* _TESTO_:
----------

Per il pignoramento di beni mobili, stipendi e conti correnti il contributo è fisso: 139 €, ridotti a 43 € quando il credito precettato non supera 2.500 €.
| Procedura | Contributo |
|---|---|
| Mobiliare / presso terzi, credito ≥ 2.500 € | 139 € |
| Mobiliare / presso terzi, credito < 2.500 € | 43 € |
| Ricerca telematica dei beni (art. 492-bis c.p.c.) | 43 €, senza marca |
| Esecuzione immobiliare | 278 € (dettagli) |
| Opposizione agli atti esecutivi | 168 € |
Il contributo si versa all’iscrizione a ruolo, che nel pignoramento presso terzi spetta al creditore dopo la notifica dell’atto. Il valore che decide tra 139 e 43 € è l’importo del precetto. La successiva dichiarazione del terzo e l’assegnazione non comportano contributi ulteriori.
Il contributo unificato è di 139 € (43 € se il credito è inferiore a 2.500 €), a cui si aggiungono le spese di notifica e il compenso dell’avvocato per precetto e pignoramento.
Con 43 € (senza marca) l’ufficiale giudiziario accede alle banche dati (anagrafe tributaria, INPS) per individuare rapporti bancari e datori di lavoro del debitore: spesso evita pignoramenti a vuoto.

----------

* _MATERIALE MOSTRATO_:
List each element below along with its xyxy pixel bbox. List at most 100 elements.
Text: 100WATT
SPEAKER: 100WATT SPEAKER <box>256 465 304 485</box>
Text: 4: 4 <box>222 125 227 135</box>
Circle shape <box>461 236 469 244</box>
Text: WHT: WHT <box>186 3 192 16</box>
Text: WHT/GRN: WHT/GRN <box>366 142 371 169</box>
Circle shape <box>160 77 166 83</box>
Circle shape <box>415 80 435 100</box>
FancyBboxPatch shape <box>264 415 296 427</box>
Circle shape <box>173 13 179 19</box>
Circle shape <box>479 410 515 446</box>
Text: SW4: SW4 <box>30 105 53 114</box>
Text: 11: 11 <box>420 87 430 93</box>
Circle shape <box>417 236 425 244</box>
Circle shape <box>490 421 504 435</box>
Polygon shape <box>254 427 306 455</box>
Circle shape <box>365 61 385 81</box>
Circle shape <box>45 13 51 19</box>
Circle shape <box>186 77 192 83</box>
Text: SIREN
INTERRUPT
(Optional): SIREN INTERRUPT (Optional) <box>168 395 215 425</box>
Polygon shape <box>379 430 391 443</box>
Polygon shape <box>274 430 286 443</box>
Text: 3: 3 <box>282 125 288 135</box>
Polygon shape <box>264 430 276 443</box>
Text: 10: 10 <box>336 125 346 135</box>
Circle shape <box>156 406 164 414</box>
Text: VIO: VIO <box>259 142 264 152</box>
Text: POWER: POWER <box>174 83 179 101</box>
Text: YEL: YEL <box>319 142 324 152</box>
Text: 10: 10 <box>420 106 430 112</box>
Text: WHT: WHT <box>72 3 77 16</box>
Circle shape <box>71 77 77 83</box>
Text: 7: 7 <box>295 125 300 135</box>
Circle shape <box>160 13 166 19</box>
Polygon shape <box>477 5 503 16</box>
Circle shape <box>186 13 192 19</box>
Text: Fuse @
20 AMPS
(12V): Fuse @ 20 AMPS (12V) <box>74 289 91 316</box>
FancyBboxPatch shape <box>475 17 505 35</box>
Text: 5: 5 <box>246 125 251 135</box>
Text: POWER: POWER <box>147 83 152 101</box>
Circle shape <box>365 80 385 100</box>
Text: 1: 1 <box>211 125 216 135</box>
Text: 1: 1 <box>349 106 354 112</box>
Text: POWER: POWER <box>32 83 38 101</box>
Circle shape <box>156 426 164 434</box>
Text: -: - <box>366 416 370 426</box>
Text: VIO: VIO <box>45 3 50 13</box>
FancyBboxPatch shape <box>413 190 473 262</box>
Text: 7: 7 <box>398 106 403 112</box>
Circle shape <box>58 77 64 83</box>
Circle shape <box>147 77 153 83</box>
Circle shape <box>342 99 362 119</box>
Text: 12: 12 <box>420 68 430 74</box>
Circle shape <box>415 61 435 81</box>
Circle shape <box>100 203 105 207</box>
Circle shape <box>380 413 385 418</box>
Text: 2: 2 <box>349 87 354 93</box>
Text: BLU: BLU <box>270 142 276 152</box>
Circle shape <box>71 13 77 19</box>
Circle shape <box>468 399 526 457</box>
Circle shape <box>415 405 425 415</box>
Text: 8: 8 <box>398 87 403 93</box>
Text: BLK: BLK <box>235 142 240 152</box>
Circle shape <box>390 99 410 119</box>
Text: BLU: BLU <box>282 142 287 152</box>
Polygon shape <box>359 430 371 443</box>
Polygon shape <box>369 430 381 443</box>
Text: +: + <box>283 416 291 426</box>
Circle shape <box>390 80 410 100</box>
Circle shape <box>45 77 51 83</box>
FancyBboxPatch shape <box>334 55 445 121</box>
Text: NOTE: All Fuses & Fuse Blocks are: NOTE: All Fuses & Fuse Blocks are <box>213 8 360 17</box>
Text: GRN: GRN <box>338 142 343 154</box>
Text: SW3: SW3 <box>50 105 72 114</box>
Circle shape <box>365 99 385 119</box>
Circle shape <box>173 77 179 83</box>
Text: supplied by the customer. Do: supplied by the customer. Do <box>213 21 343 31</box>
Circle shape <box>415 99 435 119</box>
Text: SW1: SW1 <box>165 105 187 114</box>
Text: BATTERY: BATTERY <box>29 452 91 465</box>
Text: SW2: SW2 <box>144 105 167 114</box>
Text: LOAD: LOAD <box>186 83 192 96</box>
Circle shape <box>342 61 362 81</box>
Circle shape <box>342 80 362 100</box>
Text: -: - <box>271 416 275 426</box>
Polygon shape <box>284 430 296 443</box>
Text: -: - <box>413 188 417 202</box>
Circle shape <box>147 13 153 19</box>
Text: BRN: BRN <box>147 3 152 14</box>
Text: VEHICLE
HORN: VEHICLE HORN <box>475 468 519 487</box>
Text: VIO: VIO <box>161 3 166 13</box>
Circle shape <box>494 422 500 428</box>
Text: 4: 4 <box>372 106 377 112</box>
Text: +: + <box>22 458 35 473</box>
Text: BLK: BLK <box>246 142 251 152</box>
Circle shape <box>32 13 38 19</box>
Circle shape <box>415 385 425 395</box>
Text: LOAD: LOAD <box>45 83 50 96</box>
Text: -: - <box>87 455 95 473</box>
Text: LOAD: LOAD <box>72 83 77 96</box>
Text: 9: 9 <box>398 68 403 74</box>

----------

Traduci in inglese questa frase del testo sul contributo per il pignoramento: «Il valore che decide tra 139 e 43 € è l’importo del precetto.»

* _RISPOSTA_: The value that decides between €139 and €43 is the amount of the formal demand for payment.